> [What is being asked] Print the listing below exactly.

> [Working data]
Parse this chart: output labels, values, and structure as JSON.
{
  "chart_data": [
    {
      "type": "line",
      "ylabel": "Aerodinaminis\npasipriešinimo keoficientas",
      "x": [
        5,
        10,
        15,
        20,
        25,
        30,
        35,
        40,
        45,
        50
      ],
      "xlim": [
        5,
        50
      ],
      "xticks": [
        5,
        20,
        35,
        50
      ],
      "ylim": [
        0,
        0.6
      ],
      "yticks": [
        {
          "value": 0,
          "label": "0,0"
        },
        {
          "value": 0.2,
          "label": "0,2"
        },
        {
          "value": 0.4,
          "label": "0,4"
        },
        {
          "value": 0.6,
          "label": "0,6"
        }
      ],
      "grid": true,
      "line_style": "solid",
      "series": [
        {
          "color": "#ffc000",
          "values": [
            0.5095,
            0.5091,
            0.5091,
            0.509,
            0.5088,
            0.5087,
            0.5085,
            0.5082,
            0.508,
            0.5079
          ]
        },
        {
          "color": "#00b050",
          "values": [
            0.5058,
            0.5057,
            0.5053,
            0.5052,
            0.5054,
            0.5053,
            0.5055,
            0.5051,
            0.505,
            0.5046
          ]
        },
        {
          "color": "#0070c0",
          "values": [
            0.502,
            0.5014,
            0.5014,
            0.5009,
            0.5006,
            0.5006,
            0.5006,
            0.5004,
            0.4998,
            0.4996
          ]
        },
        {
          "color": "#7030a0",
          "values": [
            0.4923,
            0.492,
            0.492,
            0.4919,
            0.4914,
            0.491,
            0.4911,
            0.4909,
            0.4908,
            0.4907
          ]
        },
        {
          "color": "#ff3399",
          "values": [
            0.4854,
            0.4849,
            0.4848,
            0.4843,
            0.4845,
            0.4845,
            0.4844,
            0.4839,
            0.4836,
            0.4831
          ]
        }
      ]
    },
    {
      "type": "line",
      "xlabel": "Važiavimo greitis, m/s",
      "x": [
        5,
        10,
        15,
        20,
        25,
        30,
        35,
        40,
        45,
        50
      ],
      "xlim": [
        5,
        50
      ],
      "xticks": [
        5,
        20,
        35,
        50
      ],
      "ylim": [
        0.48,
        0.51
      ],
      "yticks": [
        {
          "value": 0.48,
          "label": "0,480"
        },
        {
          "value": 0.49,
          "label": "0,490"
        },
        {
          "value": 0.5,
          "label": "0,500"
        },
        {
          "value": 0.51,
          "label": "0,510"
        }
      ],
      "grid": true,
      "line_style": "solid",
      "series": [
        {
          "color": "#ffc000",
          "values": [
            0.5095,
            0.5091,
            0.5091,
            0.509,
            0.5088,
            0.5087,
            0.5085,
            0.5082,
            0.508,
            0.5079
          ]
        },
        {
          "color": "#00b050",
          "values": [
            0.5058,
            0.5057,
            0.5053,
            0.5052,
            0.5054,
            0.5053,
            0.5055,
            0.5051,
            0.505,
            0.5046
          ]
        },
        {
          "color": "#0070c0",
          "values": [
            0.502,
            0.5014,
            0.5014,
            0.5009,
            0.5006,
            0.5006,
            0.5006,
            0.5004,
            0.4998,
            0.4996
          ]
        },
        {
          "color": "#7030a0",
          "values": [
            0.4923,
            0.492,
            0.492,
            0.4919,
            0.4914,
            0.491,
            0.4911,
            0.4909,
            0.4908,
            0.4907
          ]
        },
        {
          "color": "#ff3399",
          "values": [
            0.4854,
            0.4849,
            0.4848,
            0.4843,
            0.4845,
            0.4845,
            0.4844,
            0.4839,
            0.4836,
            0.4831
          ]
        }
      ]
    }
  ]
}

> [Final result]
Parse this chart: output labels, values, and structure as JSON.
{
  "chart_data": [
    {
      "type": "line",
      "ylabel": "Aerodinaminis\npasipriešinimo keoficientas",
      "x": [
        5,
        10,
        15,
        20,
        25,
        30,
        35,
        40,
        45,
        50
      ],
      "xlim": [
        5,
        50
      ],
      "xticks": [
        5,
        20,
        35,
        50
      ],
      "ylim": [
        0,
        0.6
      ],
      "yticks": [
        {
          "value": 0,
          "label": "0,0"
        },
        {
          "value": 0.2,
          "label": "0,2"
        },
        {
          "value": 0.4,
          "label": "0,4"
        },
        {
          "value": 0.6,
          "label": "0,6"
        }
      ],
      "grid": true,
      "line_style": "solid",
      "series": [
        {
          "color": "#ffc000",
          "values": [
            0.5095,
            0.5091,
            0.5091,
            0.509,
            0.5088,
            0.5087,
            0.5085,
            0.5082,
            0.508,
            0.5079
          ]
        },
        {
          "color": "#00b050",
          "values": [
            0.5058,
            0.5057,
            0.5053,
            0.5052,
            0.5054,
            0.5053,
            0.5055,
            0.5051,
            0.505,
            0.5046
          ]
        },
        {
          "color": "#0070c0",
          "values": [
            0.502,
            0.5014,
            0.5014,
            0.5009,
            0.5006,
            0.5006,
            0.5006,
            0.5004,
            0.4998,
            0.4996
          ]
        },
        {
          "color": "#7030a0",
          "values": [
            0.4923,
            0.492,
            0.492,
            0.4919,
            0.4914,
            0.491,
            0.4911,
            0.4909,
            0.4908,
            0.4907
          ]
        },
        {
          "color": "#ff3399",
          "values": [
            0.4854,
            0.4849,
            0.4848,
            0.4843,
            0.4845,
            0.4845,
            0.4844,
            0.4839,
            0.4836,
            0.4831
          ]
        }
      ]
    },
    {
      "type": "line",
      "xlabel": "Važiavimo greitis, m/s",
      "x": [
        5,
        10,
        15,
        20,
        25,
        30,
        35,
        40,
        45,
        50
      ],
      "xlim": [
        5,
        50
      ],
      "xticks": [
        5,
        20,
        35,
        50
      ],
      "ylim": [
        0.48,
        0.51
      ],
      "yticks": [
        {
          "value": 0.48,
          "label": "0,480"
        },
        {
          "value": 0.49,
          "label": "0,490"
        },
        {
          "value": 0.5,
          "label": "0,500"
        },
        {
          "value": 0.51,
          "label": "0,510"
        }
      ],
      "grid": true,
      "line_style": "solid",
      "series": [
        {
          "color": "#ffc000",
          "values": [
            0.5095,
            0.5091,
            0.5091,
            0.509,
            0.5088,
            0.5087,
            0.5085,
            0.5082,
            0.508,
            0.5079
          ]
        },
        {
          "color": "#00b050",
          "values": [
            0.5058,
            0.5057,
            0.5053,
            0.5052,
            0.5054,
            0.5053,
            0.5055,
            0.5051,
            0.505,
            0.5046
          ]
        },
        {
          "color": "#0070c0",
          "values": [
            0.502,
            0.5014,
            0.5014,
            0.5009,
            0.5006,
            0.5006,
            0.5006,
            0.5004,
            0.4998,
            0.4996
          ]
        },
        {
          "color": "#7030a0",
          "values": [
            0.4923,
            0.492,
            0.492,
            0.4919,
            0.4914,
            0.491,
            0.4911,
            0.4909,
            0.4908,
            0.4907
          ]
        },
        {
          "color": "#ff3399",
          "values": [
            0.4854,
            0.4849,
            0.4848,
            0.4843,
            0.4845,
            0.4845,
            0.4844,
            0.4839,
            0.4836,
            0.4831
          ]
        }
      ]
    }
  ]
}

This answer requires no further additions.